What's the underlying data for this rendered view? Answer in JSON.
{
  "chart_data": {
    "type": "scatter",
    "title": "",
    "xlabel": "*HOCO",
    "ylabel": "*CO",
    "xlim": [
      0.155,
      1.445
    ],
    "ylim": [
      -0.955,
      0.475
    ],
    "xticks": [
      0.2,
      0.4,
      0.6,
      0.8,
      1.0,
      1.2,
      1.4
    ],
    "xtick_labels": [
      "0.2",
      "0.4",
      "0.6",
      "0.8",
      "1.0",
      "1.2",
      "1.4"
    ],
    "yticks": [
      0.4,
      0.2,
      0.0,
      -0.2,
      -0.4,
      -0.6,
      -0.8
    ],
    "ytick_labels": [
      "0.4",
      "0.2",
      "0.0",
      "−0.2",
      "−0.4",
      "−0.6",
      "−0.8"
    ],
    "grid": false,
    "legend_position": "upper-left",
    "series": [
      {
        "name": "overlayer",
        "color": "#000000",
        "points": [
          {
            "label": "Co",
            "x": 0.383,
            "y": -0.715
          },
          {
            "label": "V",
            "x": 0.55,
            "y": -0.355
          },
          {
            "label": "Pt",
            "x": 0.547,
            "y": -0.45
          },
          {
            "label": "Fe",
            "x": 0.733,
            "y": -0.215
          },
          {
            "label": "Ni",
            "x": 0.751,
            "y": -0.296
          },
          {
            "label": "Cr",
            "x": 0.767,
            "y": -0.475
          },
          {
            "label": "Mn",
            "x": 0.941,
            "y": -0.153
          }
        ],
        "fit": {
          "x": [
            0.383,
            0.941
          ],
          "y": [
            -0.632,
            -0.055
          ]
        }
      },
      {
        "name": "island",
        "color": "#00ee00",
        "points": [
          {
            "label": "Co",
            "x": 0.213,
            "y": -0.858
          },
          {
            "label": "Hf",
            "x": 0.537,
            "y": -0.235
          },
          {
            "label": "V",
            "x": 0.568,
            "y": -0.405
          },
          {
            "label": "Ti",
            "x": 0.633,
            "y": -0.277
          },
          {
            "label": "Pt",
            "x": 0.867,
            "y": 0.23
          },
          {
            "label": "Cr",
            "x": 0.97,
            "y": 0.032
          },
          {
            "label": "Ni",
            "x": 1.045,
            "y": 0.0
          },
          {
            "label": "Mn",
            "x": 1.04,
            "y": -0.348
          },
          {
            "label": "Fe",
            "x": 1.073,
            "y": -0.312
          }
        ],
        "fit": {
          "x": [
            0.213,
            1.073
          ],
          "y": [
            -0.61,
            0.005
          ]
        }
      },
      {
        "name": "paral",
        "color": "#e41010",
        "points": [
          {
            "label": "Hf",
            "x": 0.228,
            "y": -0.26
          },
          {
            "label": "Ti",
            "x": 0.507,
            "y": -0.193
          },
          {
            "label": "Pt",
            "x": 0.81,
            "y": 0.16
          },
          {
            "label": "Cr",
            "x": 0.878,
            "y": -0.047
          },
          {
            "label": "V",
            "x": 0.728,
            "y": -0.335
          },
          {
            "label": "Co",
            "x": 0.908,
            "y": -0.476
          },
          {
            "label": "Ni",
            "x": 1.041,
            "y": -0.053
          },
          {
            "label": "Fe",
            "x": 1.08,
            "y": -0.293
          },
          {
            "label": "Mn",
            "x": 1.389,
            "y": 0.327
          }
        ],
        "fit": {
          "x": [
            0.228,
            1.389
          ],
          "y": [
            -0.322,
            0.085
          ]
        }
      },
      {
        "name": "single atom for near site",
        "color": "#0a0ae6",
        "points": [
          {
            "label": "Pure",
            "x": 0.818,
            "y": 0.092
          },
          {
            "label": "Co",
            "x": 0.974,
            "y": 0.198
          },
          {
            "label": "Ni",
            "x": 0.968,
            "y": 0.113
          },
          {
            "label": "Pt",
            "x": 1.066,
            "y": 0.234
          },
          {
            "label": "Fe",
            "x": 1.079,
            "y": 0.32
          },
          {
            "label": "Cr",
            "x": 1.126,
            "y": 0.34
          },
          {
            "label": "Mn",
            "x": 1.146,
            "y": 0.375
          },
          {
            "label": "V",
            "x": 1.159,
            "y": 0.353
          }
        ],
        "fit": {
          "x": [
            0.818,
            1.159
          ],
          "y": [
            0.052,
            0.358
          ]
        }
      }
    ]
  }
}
________________________________________
Work instructions
Extract each line holding the word "color" from the records.

Reply to the task
        "color": "#000000",
        "color": "#00ee00",
        "color": "#e41010",
        "color": "#0a0ae6",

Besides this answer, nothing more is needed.